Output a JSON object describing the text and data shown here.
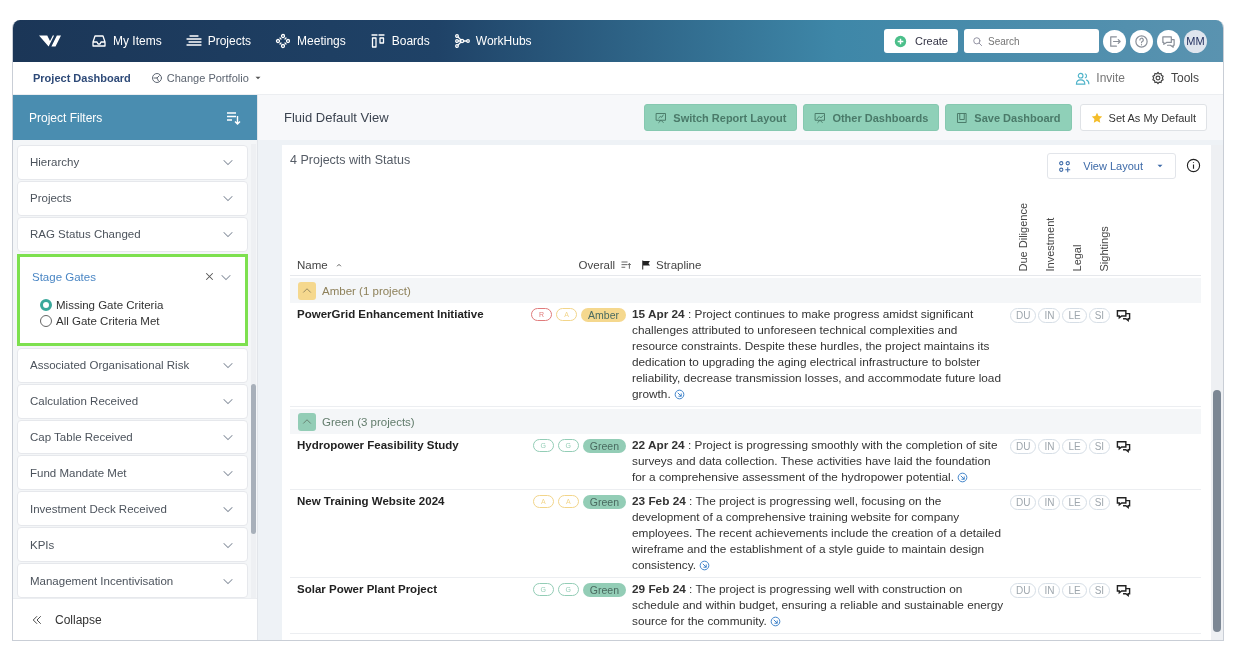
{
  "topnav": {
    "items": [
      {
        "label": "My Items"
      },
      {
        "label": "Projects"
      },
      {
        "label": "Meetings"
      },
      {
        "label": "Boards"
      },
      {
        "label": "WorkHubs"
      }
    ],
    "create": "Create",
    "search": {
      "placeholder": "Search"
    },
    "avatar": "MM"
  },
  "subnav": {
    "tabs": [
      {
        "label": "Project Dashboard",
        "selected": true,
        "kind": "tab"
      },
      {
        "label": "Change Portfolio",
        "selected": false,
        "kind": "dropdown"
      }
    ],
    "invite": "Invite",
    "tools": "Tools"
  },
  "sidebar": {
    "title": "Project Filters",
    "filters": [
      {
        "label": "Hierarchy",
        "active": false
      },
      {
        "label": "Projects",
        "active": false
      },
      {
        "label": "RAG Status Changed",
        "active": false
      },
      {
        "label": "Stage Gates",
        "active": true,
        "options": [
          {
            "label": "Missing Gate Criteria",
            "selected": true
          },
          {
            "label": "All Gate Criteria Met",
            "selected": false
          }
        ]
      },
      {
        "label": "Associated Organisational Risk",
        "active": false
      },
      {
        "label": "Calculation Received",
        "active": false
      },
      {
        "label": "Cap Table Received",
        "active": false
      },
      {
        "label": "Fund Mandate Met",
        "active": false
      },
      {
        "label": "Investment Deck Received",
        "active": false
      },
      {
        "label": "KPIs",
        "active": false
      },
      {
        "label": "Management Incentivisation",
        "active": false
      }
    ],
    "collapse": "Collapse"
  },
  "main": {
    "view_title": "Fluid Default View",
    "buttons": [
      {
        "label": "Switch Report Layout",
        "kind": "primary"
      },
      {
        "label": "Other Dashboards",
        "kind": "primary"
      },
      {
        "label": "Save Dashboard",
        "kind": "primary"
      },
      {
        "label": "Set As My Default",
        "kind": "secondary"
      }
    ],
    "heading": "4 Projects with Status",
    "view_layout": "View Layout",
    "columns": {
      "name": "Name",
      "overall": "Overall",
      "strapline": "Strapline",
      "gates": [
        "Due Diligence",
        "Investment",
        "Legal",
        "Sightings"
      ]
    },
    "groups": [
      {
        "label": "Amber (1 project)",
        "color": "#f5d88e",
        "expanded": true,
        "rows": [
          {
            "name": "PowerGrid Enhancement Initiative",
            "badges": [
              {
                "text": "R",
                "color": "#e07b7b"
              },
              {
                "text": "A",
                "color": "#f2d58a"
              }
            ],
            "overall": {
              "text": "Amber",
              "color": "#f5d88e"
            },
            "strapline": "**15 Apr 24** : Project continues to make progress amidst significant challenges attributed to unforeseen technical complexities and resource constraints. Despite these hurdles, the project maintains its dedication to upgrading the aging electrical infrastructure to bolster reliability, decrease transmission losses, and accommodate future load growth.",
            "gates": [
              "DU",
              "IN",
              "LE",
              "SI"
            ]
          }
        ]
      },
      {
        "label": "Green (3 projects)",
        "color": "#93cdb6",
        "expanded": true,
        "rows": [
          {
            "name": "Hydropower Feasibility Study",
            "badges": [
              {
                "text": "G",
                "color": "#93cdb6"
              },
              {
                "text": "G",
                "color": "#93cdb6"
              }
            ],
            "overall": {
              "text": "Green",
              "color": "#93cdb6"
            },
            "strapline": "**22 Apr 24** : Project is progressing smoothly with the completion of site surveys and data collection. These activities have laid the foundation for a comprehensive assessment of the hydropower potential.",
            "gates": [
              "DU",
              "IN",
              "LE",
              "SI"
            ]
          },
          {
            "name": "New Training Website 2024",
            "badges": [
              {
                "text": "A",
                "color": "#f2d58a"
              },
              {
                "text": "A",
                "color": "#f2d58a"
              }
            ],
            "overall": {
              "text": "Green",
              "color": "#93cdb6"
            },
            "strapline": "**23 Feb 24** : The project is progressing well, focusing on the development of a comprehensive training website for company employees. The recent achievements include the creation of a detailed wireframe and the establishment of a style guide to maintain design consistency.",
            "gates": [
              "DU",
              "IN",
              "LE",
              "SI"
            ]
          },
          {
            "name": "Solar Power Plant Project",
            "badges": [
              {
                "text": "G",
                "color": "#93cdb6"
              },
              {
                "text": "G",
                "color": "#93cdb6"
              }
            ],
            "overall": {
              "text": "Green",
              "color": "#93cdb6"
            },
            "strapline": "**29 Feb 24** : The project is progressing well with construction on schedule and within budget, ensuring a reliable and sustainable energy source for the community.",
            "gates": [
              "DU",
              "IN",
              "LE",
              "SI"
            ]
          }
        ]
      }
    ]
  }
}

☆ ☆ ☆ ☆ ☆

Task goal
Replicate the material above verbatim; images stay out of the copy.

Correct answer
Output a JSON object describing the text and data shown here.
{
  "topnav": {
    "items": [
      {
        "label": "My Items"
      },
      {
        "label": "Projects"
      },
      {
        "label": "Meetings"
      },
      {
        "label": "Boards"
      },
      {
        "label": "WorkHubs"
      }
    ],
    "create": "Create",
    "search": {
      "placeholder": "Search"
    },
    "avatar": "MM"
  },
  "subnav": {
    "tabs": [
      {
        "label": "Project Dashboard",
        "selected": true,
        "kind": "tab"
      },
      {
        "label": "Change Portfolio",
        "selected": false,
        "kind": "dropdown"
      }
    ],
    "invite": "Invite",
    "tools": "Tools"
  },
  "sidebar": {
    "title": "Project Filters",
    "filters": [
      {
        "label": "Hierarchy",
        "active": false
      },
      {
        "label": "Projects",
        "active": false
      },
      {
        "label": "RAG Status Changed",
        "active": false
      },
      {
        "label": "Stage Gates",
        "active": true,
        "options": [
          {
            "label": "Missing Gate Criteria",
            "selected": true
          },
          {
            "label": "All Gate Criteria Met",
            "selected": false
          }
        ]
      },
      {
        "label": "Associated Organisational Risk",
        "active": false
      },
      {
        "label": "Calculation Received",
        "active": false
      },
      {
        "label": "Cap Table Received",
        "active": false
      },
      {
        "label": "Fund Mandate Met",
        "active": false
      },
      {
        "label": "Investment Deck Received",
        "active": false
      },
      {
        "label": "KPIs",
        "active": false
      },
      {
        "label": "Management Incentivisation",
        "active": false
      }
    ],
    "collapse": "Collapse"
  },
  "main": {
    "view_title": "Fluid Default View",
    "buttons": [
      {
        "label": "Switch Report Layout",
        "kind": "primary"
      },
      {
        "label": "Other Dashboards",
        "kind": "primary"
      },
      {
        "label": "Save Dashboard",
        "kind": "primary"
      },
      {
        "label": "Set As My Default",
        "kind": "secondary"
      }
    ],
    "heading": "4 Projects with Status",
    "view_layout": "View Layout",
    "columns": {
      "name": "Name",
      "overall": "Overall",
      "strapline": "Strapline",
      "gates": [
        "Due Diligence",
        "Investment",
        "Legal",
        "Sightings"
      ]
    },
    "groups": [
      {
        "label": "Amber (1 project)",
        "color": "#f5d88e",
        "expanded": true,
        "rows": [
          {
            "name": "PowerGrid Enhancement Initiative",
            "badges": [
              {
                "text": "R",
                "color": "#e07b7b"
              },
              {
                "text": "A",
                "color": "#f2d58a"
              }
            ],
            "overall": {
              "text": "Amber",
              "color": "#f5d88e"
            },
            "strapline": "**15 Apr 24** : Project continues to make progress amidst significant challenges attributed to unforeseen technical complexities and resource constraints. Despite these hurdles, the project maintains its dedication to upgrading the aging electrical infrastructure to bolster reliability, decrease transmission losses, and accommodate future load growth.",
            "gates": [
              "DU",
              "IN",
              "LE",
              "SI"
            ]
          }
        ]
      },
      {
        "label": "Green (3 projects)",
        "color": "#93cdb6",
        "expanded": true,
        "rows": [
          {
            "name": "Hydropower Feasibility Study",
            "badges": [
              {
                "text": "G",
                "color": "#93cdb6"
              },
              {
                "text": "G",
                "color": "#93cdb6"
              }
            ],
            "overall": {
              "text": "Green",
              "color": "#93cdb6"
            },
            "strapline": "**22 Apr 24** : Project is progressing smoothly with the completion of site surveys and data collection. These activities have laid the foundation for a comprehensive assessment of the hydropower potential.",
            "gates": [
              "DU",
              "IN",
              "LE",
              "SI"
            ]
          },
          {
            "name": "New Training Website 2024",
            "badges": [
              {
                "text": "A",
                "color": "#f2d58a"
              },
              {
                "text": "A",
                "color": "#f2d58a"
              }
            ],
            "overall": {
              "text": "Green",
              "color": "#93cdb6"
            },
            "strapline": "**23 Feb 24** : The project is progressing well, focusing on the development of a comprehensive training website for company employees. The recent achievements include the creation of a detailed wireframe and the establishment of a style guide to maintain design consistency.",
            "gates": [
              "DU",
              "IN",
              "LE",
              "SI"
            ]
          },
          {
            "name": "Solar Power Plant Project",
            "badges": [
              {
                "text": "G",
                "color": "#93cdb6"
              },
              {
                "text": "G",
                "color": "#93cdb6"
              }
            ],
            "overall": {
              "text": "Green",
              "color": "#93cdb6"
            },
            "strapline": "**29 Feb 24** : The project is progressing well with construction on schedule and within budget, ensuring a reliable and sustainable energy source for the community.",
            "gates": [
              "DU",
              "IN",
              "LE",
              "SI"
            ]
          }
        ]
      }
    ]
  }
}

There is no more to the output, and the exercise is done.